[Records about charts and figures]
---------------

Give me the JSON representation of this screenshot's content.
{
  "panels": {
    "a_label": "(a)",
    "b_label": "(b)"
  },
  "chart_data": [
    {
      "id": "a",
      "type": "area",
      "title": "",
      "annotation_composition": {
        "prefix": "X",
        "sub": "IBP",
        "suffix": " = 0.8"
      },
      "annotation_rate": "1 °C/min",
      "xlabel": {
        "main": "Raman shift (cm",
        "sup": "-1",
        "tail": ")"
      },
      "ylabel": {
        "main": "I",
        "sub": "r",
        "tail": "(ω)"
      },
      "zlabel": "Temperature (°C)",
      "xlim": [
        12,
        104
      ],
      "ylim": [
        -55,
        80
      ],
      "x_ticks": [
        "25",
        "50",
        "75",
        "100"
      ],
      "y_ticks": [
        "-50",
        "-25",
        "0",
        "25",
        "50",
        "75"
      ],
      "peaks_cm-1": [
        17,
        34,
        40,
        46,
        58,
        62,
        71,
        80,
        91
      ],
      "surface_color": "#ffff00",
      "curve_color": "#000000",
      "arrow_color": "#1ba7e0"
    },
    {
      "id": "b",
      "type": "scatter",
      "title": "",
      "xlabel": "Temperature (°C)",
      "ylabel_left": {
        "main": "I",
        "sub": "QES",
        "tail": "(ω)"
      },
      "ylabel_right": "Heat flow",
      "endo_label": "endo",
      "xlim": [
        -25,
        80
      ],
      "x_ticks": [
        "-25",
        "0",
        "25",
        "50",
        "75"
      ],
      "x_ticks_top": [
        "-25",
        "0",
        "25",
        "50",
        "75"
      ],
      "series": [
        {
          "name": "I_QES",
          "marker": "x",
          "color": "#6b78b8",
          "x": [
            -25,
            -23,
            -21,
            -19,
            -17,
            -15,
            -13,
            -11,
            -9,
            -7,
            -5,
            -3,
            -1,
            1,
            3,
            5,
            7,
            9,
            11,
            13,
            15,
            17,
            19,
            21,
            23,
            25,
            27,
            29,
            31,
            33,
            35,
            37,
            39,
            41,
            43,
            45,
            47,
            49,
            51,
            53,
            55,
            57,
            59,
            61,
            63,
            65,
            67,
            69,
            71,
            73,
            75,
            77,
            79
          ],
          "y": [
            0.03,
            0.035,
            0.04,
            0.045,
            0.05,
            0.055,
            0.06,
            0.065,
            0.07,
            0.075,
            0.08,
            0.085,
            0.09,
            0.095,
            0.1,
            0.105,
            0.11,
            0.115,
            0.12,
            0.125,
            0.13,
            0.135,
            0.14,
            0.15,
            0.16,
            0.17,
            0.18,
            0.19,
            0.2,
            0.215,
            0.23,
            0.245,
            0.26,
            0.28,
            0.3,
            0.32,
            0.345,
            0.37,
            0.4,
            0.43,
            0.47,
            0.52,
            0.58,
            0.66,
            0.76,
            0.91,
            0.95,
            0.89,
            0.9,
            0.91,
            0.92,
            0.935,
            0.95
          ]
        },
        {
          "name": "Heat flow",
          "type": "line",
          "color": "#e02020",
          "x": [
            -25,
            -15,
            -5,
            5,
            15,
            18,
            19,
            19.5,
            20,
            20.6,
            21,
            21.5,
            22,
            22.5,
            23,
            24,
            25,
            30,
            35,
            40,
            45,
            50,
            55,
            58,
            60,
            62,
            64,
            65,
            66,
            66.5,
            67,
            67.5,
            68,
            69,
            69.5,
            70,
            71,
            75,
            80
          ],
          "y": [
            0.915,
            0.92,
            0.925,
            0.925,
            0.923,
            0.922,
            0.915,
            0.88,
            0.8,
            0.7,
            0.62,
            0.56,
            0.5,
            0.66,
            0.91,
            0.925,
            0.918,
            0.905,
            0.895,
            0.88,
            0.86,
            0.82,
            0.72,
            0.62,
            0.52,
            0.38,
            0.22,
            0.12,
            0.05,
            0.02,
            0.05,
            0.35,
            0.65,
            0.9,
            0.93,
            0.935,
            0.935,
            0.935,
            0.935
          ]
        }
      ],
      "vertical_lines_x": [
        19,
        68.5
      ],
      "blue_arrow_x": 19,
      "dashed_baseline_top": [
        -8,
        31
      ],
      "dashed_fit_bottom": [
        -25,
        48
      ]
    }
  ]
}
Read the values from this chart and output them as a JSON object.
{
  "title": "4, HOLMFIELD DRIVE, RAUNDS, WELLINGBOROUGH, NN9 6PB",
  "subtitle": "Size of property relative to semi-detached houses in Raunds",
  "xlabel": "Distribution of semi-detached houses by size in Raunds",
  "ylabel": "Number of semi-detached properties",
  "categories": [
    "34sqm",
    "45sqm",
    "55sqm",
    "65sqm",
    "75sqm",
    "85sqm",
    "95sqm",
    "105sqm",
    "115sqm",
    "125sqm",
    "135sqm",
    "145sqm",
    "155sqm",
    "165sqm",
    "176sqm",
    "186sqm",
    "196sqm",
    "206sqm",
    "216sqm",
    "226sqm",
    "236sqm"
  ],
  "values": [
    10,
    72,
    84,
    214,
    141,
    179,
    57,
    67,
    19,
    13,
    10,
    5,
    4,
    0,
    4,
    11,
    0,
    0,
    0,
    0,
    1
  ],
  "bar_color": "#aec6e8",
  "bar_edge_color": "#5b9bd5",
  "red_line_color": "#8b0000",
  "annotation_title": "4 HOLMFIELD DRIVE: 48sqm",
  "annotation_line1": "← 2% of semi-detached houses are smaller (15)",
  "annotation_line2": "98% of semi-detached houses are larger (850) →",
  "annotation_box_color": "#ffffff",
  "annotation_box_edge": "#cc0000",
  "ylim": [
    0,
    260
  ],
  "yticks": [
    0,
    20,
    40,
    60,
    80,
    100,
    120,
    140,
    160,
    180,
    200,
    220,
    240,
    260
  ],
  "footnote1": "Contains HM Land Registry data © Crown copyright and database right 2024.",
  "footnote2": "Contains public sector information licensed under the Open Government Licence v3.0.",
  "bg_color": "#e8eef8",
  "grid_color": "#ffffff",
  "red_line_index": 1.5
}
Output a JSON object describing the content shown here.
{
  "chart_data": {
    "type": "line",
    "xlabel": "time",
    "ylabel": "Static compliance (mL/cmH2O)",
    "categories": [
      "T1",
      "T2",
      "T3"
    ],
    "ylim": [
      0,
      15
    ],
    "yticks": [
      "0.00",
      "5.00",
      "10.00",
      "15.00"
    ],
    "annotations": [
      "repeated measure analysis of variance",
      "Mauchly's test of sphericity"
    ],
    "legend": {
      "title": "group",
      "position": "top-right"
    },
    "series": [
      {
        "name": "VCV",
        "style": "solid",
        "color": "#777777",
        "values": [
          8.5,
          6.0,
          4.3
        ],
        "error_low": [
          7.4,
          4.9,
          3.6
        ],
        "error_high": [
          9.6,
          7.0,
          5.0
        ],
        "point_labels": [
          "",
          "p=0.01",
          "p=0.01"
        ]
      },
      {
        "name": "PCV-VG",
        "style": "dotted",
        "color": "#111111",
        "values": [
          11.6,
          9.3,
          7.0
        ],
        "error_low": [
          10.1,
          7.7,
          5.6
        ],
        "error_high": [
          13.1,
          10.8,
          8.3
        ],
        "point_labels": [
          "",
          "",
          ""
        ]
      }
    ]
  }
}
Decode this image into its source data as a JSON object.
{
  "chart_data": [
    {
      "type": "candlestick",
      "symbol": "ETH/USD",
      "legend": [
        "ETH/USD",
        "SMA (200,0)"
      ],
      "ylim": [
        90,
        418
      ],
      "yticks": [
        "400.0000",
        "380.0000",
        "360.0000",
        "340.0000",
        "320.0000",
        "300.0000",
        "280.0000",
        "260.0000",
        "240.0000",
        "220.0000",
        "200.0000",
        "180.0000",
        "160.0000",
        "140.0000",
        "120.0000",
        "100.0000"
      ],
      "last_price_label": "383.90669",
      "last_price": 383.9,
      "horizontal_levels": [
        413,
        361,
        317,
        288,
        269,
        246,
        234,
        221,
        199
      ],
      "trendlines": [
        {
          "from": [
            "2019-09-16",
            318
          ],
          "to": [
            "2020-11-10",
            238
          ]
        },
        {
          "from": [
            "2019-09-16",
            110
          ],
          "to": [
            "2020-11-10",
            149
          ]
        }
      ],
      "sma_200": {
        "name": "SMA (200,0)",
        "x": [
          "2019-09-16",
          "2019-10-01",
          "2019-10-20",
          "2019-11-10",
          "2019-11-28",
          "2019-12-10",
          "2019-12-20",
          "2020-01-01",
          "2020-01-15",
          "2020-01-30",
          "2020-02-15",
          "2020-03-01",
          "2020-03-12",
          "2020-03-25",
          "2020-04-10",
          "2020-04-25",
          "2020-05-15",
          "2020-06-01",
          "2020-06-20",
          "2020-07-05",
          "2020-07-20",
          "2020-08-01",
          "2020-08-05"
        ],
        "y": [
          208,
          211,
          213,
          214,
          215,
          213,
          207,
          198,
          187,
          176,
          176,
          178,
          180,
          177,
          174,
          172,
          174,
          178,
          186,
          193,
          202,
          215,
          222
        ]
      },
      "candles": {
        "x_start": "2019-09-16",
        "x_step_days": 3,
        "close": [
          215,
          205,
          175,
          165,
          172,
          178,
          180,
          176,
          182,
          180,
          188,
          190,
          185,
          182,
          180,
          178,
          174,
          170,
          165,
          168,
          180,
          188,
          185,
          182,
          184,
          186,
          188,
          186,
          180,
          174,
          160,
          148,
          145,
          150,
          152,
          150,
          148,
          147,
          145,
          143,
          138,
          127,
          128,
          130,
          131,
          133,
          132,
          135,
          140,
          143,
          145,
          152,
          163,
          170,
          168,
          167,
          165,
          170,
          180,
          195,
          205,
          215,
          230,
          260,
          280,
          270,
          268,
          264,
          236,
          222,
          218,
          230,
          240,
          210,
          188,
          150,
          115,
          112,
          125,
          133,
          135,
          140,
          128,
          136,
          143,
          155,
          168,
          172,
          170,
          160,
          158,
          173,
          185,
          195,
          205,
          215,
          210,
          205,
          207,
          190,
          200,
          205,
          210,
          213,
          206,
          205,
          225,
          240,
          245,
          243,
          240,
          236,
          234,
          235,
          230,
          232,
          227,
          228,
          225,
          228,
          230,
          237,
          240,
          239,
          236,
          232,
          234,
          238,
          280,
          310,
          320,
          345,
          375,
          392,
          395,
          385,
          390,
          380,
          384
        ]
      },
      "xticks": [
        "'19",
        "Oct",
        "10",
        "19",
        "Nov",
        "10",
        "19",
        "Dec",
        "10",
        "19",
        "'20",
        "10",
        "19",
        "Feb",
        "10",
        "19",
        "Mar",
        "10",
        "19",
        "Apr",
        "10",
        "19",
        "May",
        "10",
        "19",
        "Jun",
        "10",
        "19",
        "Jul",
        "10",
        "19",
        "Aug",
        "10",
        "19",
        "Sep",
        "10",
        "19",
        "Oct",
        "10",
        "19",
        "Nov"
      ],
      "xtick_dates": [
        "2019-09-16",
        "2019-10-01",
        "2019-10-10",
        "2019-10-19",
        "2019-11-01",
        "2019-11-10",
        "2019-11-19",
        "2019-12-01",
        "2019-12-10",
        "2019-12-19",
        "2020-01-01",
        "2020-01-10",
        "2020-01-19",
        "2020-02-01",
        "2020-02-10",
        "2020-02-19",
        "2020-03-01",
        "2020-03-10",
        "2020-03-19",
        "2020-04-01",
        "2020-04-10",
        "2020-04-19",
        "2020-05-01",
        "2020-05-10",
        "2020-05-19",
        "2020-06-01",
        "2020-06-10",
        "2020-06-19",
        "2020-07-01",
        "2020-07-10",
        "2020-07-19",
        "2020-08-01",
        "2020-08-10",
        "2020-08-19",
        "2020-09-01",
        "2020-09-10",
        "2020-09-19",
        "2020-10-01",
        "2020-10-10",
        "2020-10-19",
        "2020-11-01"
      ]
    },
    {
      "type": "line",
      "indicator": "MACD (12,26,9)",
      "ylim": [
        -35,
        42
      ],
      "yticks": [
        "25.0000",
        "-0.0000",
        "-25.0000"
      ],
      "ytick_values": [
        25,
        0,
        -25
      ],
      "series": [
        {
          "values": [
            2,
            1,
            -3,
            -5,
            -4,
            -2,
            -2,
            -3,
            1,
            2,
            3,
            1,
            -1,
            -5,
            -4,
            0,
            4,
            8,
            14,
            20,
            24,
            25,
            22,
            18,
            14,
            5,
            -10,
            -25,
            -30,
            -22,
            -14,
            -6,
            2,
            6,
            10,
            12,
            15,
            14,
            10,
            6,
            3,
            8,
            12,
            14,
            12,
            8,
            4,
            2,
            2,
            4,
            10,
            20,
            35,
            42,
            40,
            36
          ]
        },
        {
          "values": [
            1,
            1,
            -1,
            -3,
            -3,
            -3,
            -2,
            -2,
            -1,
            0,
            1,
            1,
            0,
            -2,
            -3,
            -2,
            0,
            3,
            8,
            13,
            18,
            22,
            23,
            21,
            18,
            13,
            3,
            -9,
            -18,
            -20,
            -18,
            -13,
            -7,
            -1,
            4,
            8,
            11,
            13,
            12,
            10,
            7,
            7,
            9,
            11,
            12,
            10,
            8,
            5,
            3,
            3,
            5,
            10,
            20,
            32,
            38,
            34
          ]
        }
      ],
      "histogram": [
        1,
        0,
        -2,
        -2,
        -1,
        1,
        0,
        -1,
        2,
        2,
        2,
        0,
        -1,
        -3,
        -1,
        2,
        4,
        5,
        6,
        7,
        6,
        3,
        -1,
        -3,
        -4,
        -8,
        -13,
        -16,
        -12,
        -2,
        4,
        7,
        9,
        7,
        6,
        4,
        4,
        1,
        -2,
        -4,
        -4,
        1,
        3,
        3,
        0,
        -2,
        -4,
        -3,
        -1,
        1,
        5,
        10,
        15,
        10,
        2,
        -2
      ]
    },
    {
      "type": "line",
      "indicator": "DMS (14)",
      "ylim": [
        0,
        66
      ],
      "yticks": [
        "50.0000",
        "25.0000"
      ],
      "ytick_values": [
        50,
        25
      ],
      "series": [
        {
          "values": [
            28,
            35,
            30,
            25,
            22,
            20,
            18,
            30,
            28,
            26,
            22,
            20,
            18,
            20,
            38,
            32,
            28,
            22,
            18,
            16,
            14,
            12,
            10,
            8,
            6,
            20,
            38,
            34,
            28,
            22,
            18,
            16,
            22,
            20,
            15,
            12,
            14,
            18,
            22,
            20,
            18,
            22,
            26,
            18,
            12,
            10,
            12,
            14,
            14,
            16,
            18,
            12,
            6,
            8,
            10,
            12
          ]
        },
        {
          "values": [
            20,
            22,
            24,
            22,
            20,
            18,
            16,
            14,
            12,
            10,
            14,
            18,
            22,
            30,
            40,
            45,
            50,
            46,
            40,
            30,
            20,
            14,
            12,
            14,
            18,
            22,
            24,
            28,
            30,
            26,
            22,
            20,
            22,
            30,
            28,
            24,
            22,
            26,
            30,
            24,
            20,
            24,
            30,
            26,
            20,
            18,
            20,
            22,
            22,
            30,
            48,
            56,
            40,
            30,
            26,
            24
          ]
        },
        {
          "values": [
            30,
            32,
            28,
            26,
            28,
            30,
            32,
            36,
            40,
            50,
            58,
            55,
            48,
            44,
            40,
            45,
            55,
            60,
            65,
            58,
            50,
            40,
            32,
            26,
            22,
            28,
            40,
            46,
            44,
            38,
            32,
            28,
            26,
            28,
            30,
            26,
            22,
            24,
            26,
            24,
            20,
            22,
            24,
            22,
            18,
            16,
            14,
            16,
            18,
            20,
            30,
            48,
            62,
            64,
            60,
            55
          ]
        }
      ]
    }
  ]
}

---------------

### To do
Wherever a line in the data above holds "indicator", copy that line.

### Answer to the problem
      "indicator": "MACD (12,26,9)",
      "indicator": "DMS (14)",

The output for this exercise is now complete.